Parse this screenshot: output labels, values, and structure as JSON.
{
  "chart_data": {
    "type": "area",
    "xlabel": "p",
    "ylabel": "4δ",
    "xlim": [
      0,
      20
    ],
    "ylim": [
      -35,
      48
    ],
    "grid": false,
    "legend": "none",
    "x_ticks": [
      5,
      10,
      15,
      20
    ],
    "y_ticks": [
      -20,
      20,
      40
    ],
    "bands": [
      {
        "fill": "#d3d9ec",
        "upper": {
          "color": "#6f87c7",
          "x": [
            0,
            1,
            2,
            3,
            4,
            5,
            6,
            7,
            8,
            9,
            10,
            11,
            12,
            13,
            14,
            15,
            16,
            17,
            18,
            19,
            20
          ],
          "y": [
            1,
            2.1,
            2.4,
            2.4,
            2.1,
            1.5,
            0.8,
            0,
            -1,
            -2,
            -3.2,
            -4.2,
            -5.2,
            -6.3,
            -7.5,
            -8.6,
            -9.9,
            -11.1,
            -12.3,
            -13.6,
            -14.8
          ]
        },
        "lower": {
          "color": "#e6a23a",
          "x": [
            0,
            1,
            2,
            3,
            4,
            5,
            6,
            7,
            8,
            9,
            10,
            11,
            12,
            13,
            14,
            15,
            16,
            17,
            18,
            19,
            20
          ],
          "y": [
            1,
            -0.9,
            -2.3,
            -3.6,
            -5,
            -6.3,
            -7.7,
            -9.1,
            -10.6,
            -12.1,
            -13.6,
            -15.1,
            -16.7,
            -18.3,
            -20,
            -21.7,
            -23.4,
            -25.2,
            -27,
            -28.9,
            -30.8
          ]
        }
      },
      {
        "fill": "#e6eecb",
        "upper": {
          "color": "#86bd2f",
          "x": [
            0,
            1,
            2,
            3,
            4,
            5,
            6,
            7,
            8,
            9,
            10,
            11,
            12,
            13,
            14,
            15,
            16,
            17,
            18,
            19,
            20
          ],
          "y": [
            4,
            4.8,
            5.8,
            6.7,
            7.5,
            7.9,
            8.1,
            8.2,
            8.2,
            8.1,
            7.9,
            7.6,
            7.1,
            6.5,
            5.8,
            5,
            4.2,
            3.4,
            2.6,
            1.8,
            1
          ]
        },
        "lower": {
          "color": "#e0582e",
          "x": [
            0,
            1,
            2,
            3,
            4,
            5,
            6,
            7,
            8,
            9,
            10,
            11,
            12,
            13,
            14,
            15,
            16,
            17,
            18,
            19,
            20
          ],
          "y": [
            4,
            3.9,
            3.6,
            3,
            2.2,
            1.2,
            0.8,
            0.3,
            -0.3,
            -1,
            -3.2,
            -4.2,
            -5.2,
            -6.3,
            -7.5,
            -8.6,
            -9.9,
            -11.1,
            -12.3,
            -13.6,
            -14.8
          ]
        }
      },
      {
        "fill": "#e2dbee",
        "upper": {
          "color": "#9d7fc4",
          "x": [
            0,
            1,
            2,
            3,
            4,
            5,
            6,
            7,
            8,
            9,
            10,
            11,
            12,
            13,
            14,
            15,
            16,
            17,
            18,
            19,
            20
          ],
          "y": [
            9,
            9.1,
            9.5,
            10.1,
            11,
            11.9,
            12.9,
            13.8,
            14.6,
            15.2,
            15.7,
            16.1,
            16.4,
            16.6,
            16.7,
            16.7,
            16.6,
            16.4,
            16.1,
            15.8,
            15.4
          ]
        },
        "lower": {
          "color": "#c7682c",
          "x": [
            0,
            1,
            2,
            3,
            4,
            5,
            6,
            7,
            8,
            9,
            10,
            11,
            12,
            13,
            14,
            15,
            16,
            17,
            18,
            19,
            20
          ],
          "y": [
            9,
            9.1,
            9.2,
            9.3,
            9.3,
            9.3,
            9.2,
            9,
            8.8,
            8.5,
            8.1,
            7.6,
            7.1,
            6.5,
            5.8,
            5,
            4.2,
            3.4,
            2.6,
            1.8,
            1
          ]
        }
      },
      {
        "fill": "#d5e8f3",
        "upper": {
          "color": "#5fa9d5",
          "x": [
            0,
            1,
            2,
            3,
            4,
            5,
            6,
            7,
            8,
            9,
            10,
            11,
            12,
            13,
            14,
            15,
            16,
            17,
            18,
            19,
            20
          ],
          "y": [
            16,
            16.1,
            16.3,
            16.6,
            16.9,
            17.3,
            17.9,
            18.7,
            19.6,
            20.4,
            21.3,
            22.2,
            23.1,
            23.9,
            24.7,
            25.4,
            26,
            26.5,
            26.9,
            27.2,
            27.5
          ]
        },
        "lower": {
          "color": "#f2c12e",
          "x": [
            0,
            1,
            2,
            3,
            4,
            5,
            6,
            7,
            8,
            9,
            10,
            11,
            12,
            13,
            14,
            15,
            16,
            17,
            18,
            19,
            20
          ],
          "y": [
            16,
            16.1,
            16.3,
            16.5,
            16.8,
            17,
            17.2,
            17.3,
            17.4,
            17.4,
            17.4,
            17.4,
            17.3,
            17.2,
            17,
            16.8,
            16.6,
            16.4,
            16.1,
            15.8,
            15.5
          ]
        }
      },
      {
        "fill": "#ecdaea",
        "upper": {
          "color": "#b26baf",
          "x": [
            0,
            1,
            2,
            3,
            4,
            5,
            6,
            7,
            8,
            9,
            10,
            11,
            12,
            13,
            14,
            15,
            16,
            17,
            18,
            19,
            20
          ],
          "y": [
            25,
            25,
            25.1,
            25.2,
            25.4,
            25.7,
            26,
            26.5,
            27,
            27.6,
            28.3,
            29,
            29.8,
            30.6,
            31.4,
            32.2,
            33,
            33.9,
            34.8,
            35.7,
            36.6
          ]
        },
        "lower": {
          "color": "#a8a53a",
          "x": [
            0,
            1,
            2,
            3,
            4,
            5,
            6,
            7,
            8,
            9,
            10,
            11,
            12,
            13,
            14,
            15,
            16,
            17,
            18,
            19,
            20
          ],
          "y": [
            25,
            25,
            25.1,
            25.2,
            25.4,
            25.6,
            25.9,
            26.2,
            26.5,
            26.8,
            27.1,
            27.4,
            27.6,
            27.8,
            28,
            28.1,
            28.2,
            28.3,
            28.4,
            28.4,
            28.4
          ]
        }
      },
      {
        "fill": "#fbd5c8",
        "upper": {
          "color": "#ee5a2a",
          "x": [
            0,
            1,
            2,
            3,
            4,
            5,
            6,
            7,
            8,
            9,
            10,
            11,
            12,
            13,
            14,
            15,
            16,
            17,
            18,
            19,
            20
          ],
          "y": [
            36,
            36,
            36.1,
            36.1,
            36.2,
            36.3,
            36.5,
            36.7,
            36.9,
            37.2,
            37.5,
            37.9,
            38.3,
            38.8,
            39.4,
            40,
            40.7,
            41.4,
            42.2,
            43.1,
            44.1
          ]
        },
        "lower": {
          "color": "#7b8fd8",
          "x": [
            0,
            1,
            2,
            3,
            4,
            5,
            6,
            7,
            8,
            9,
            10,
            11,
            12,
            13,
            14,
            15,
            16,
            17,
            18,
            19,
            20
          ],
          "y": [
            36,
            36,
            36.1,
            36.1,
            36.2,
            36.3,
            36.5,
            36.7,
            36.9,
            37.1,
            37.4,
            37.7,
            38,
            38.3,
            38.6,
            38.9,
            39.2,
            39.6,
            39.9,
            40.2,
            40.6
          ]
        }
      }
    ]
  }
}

--------

Search the data above for the string "color" and copy each line that has it.

          "color": "#6f87c7",
          "color": "#e6a23a",
          "color": "#86bd2f",
          "color": "#e0582e",
          "color": "#9d7fc4",
          "color": "#c7682c",
          "color": "#5fa9d5",
          "color": "#f2c12e",
          "color": "#b26baf",
          "color": "#a8a53a",
          "color": "#ee5a2a",
          "color": "#7b8fd8",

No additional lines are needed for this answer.